#### [Set problem]
For this exercise, copy out each line of the material below that includes "name".
--- BEGIN Data records ---
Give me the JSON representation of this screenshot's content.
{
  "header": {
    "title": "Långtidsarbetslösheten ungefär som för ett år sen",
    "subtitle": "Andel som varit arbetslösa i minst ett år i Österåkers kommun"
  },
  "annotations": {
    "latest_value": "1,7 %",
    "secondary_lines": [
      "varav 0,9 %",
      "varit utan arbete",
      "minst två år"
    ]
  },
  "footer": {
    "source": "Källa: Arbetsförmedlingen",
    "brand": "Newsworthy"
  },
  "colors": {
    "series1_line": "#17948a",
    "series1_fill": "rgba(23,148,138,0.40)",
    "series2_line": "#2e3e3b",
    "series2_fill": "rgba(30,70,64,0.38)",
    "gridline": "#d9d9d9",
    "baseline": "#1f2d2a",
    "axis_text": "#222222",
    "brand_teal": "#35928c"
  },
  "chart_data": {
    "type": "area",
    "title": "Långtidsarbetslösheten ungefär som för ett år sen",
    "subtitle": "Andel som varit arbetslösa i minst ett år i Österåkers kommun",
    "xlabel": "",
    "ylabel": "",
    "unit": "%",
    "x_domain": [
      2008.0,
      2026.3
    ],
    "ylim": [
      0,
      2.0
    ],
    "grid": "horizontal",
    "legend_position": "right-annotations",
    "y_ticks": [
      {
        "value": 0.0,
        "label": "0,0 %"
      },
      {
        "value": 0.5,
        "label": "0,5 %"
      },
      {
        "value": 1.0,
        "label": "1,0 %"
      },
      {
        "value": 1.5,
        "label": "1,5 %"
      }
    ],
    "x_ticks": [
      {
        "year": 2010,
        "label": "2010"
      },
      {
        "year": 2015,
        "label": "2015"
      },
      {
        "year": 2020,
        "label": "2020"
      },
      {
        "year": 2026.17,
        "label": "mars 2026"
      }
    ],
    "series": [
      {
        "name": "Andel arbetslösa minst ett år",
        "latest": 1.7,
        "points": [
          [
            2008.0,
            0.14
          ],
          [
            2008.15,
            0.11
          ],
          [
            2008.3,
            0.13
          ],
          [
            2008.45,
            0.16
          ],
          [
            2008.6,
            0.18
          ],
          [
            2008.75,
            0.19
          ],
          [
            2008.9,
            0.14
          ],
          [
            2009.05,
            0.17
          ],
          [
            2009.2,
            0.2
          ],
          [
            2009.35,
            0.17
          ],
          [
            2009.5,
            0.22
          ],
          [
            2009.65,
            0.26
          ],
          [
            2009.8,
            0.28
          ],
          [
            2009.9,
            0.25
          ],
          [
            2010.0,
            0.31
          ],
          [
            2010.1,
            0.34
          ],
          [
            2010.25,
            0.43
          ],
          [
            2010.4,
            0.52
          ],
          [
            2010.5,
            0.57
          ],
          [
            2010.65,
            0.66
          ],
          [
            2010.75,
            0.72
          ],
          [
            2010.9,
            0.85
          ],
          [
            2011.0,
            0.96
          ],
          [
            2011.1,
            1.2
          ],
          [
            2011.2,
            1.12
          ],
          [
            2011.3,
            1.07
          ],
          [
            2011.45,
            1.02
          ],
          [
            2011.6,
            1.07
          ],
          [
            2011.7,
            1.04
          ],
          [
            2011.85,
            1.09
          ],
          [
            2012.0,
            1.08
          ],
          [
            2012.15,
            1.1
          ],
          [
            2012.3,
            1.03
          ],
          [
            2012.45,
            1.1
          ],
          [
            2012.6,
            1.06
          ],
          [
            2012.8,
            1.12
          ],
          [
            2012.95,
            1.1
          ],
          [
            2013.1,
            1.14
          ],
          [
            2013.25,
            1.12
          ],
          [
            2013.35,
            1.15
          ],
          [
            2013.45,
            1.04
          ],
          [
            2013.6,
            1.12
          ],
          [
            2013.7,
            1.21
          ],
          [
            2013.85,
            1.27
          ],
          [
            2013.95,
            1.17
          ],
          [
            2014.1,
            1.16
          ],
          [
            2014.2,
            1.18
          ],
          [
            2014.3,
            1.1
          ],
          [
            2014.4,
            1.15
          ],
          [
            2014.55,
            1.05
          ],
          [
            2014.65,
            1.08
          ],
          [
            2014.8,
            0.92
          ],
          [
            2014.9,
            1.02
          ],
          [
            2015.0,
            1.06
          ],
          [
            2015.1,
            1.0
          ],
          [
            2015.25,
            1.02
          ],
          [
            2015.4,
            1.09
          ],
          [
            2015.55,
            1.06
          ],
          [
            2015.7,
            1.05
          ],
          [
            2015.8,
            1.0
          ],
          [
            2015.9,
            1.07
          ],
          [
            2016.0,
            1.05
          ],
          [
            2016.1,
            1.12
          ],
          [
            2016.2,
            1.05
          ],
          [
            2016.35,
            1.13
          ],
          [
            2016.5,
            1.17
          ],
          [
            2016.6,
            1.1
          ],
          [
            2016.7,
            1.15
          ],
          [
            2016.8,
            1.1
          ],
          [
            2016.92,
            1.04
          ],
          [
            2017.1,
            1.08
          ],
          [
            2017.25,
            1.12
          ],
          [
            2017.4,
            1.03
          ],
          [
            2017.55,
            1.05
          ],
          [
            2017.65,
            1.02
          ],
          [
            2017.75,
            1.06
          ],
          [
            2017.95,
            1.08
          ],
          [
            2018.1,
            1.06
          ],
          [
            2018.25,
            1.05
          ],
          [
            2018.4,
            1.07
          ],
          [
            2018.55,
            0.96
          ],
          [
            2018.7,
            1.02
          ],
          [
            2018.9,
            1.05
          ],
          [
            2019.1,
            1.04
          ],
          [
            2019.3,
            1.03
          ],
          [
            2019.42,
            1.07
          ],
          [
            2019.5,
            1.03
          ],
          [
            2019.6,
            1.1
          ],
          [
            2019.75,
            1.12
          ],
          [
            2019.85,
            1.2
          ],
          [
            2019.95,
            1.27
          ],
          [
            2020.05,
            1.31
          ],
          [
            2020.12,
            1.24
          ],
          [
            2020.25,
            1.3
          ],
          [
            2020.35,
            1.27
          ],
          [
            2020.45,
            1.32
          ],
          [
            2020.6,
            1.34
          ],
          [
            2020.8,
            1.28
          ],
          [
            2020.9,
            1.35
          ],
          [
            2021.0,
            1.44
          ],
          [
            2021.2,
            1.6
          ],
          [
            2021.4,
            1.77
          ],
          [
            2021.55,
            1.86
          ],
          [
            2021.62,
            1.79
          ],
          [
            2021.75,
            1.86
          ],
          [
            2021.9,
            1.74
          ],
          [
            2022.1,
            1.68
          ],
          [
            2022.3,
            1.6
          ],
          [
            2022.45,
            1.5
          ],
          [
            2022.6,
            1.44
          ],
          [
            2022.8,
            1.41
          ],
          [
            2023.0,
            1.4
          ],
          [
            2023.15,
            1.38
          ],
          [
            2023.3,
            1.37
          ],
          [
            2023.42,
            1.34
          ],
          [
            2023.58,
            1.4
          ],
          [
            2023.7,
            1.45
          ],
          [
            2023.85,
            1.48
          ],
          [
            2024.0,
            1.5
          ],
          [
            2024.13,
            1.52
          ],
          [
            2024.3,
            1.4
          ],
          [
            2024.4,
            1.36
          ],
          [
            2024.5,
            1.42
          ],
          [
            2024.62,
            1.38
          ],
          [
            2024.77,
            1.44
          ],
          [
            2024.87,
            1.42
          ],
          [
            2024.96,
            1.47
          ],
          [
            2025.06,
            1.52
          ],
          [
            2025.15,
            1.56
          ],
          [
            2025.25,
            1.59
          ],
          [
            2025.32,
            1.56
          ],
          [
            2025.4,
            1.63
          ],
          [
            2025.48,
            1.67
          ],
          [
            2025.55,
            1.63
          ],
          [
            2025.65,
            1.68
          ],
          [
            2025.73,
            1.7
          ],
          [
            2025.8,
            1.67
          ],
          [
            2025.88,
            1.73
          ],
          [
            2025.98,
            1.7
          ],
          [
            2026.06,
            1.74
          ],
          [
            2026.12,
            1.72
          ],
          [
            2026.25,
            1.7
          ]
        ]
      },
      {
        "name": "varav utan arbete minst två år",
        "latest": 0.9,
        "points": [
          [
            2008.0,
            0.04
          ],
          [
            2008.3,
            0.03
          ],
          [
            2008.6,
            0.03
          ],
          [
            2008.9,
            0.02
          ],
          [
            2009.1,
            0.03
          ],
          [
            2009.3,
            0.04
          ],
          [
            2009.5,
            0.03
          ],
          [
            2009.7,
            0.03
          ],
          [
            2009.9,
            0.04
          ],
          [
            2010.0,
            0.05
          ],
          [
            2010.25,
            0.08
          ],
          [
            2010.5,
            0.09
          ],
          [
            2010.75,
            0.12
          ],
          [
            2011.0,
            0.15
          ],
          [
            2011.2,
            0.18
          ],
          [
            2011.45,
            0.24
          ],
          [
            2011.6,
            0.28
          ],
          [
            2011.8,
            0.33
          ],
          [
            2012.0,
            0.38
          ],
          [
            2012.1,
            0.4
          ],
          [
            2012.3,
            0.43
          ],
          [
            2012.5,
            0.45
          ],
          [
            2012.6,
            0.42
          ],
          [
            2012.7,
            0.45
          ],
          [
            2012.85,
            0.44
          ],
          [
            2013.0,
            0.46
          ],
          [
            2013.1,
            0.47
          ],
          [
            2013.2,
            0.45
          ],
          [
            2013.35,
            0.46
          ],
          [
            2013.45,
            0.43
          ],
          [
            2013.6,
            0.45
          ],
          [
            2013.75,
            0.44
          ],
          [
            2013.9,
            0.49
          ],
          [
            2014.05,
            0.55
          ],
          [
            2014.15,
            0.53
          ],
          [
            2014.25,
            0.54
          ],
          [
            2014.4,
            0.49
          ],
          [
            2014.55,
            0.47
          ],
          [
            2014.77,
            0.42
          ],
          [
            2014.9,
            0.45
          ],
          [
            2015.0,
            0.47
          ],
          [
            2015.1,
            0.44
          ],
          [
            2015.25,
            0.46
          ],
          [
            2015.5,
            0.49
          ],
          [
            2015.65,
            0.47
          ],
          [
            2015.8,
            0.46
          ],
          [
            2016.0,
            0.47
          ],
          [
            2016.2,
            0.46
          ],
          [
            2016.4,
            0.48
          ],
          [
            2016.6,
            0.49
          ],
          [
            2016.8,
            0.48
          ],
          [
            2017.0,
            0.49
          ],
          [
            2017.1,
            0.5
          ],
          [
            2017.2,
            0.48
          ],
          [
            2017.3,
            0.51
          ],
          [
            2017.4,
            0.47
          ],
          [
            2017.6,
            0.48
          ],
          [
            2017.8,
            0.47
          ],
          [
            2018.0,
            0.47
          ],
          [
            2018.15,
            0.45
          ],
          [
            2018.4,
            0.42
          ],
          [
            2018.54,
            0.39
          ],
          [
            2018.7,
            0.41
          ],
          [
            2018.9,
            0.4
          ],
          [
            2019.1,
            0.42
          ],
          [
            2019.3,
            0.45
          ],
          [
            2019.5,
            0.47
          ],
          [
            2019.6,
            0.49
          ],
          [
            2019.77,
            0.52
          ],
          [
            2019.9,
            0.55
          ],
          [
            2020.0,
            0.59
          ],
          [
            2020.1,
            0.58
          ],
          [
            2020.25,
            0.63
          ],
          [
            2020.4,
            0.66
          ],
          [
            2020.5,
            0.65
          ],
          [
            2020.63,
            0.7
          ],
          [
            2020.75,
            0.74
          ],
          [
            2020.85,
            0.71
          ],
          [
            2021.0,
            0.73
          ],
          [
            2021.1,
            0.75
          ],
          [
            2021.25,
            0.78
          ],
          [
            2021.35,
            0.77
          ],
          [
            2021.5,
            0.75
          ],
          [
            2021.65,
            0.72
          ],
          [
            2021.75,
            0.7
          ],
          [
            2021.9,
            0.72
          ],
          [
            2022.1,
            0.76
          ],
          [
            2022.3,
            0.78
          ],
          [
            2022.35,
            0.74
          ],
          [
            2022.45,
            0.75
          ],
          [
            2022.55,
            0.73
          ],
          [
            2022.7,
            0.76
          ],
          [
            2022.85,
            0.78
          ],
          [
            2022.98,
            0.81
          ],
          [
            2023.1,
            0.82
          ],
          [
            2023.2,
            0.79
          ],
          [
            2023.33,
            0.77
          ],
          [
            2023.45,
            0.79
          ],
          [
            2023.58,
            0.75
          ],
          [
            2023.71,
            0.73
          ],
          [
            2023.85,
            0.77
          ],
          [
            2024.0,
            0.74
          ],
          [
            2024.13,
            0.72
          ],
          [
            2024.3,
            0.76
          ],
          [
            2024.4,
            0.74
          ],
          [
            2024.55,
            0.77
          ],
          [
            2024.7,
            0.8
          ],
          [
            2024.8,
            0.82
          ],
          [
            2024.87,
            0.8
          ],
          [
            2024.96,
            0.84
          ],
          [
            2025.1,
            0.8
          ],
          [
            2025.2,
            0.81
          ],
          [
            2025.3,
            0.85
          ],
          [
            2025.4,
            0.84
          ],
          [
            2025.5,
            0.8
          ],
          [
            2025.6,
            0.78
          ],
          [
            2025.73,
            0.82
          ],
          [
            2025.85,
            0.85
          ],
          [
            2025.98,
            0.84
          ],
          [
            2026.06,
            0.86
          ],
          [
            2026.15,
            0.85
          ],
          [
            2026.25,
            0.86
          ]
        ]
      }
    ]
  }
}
--- END Data records ---
#### [Exercise response]
        "name": "Andel arbetslösa minst ett år",
        "name": "varav utan arbete minst två år",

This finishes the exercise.